- [ACTION ITEM]: Below is a set of entries; copy all of them exactly.

== SUPPLIED MATERIAL

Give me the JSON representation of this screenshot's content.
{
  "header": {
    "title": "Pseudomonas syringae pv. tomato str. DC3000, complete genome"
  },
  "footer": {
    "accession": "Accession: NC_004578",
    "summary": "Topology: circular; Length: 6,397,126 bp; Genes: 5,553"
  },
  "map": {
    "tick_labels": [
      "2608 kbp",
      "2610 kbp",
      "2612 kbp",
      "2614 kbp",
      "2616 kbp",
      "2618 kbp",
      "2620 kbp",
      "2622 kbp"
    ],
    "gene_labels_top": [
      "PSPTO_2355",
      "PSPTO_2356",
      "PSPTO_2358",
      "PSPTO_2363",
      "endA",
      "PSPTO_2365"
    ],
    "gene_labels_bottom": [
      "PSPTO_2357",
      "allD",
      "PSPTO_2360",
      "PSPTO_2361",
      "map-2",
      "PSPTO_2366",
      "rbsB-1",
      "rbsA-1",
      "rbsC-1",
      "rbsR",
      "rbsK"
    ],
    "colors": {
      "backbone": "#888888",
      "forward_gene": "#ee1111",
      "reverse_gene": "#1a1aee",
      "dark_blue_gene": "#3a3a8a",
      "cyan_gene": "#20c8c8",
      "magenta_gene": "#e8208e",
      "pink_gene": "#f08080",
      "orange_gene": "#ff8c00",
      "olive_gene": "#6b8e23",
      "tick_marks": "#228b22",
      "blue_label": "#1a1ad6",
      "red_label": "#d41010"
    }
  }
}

====

- [ANSWER BOX]:
Give me the JSON representation of this screenshot's content.
{
  "header": {
    "title": "Pseudomonas syringae pv. tomato str. DC3000, complete genome"
  },
  "footer": {
    "accession": "Accession: NC_004578",
    "summary": "Topology: circular; Length: 6,397,126 bp; Genes: 5,553"
  },
  "map": {
    "tick_labels": [
      "2608 kbp",
      "2610 kbp",
      "2612 kbp",
      "2614 kbp",
      "2616 kbp",
      "2618 kbp",
      "2620 kbp",
      "2622 kbp"
    ],
    "gene_labels_top": [
      "PSPTO_2355",
      "PSPTO_2356",
      "PSPTO_2358",
      "PSPTO_2363",
      "endA",
      "PSPTO_2365"
    ],
    "gene_labels_bottom": [
      "PSPTO_2357",
      "allD",
      "PSPTO_2360",
      "PSPTO_2361",
      "map-2",
      "PSPTO_2366",
      "rbsB-1",
      "rbsA-1",
      "rbsC-1",
      "rbsR",
      "rbsK"
    ],
    "colors": {
      "backbone": "#888888",
      "forward_gene": "#ee1111",
      "reverse_gene": "#1a1aee",
      "dark_blue_gene": "#3a3a8a",
      "cyan_gene": "#20c8c8",
      "magenta_gene": "#e8208e",
      "pink_gene": "#f08080",
      "orange_gene": "#ff8c00",
      "olive_gene": "#6b8e23",
      "tick_marks": "#228b22",
      "blue_label": "#1a1ad6",
      "red_label": "#d41010"
    }
  }
}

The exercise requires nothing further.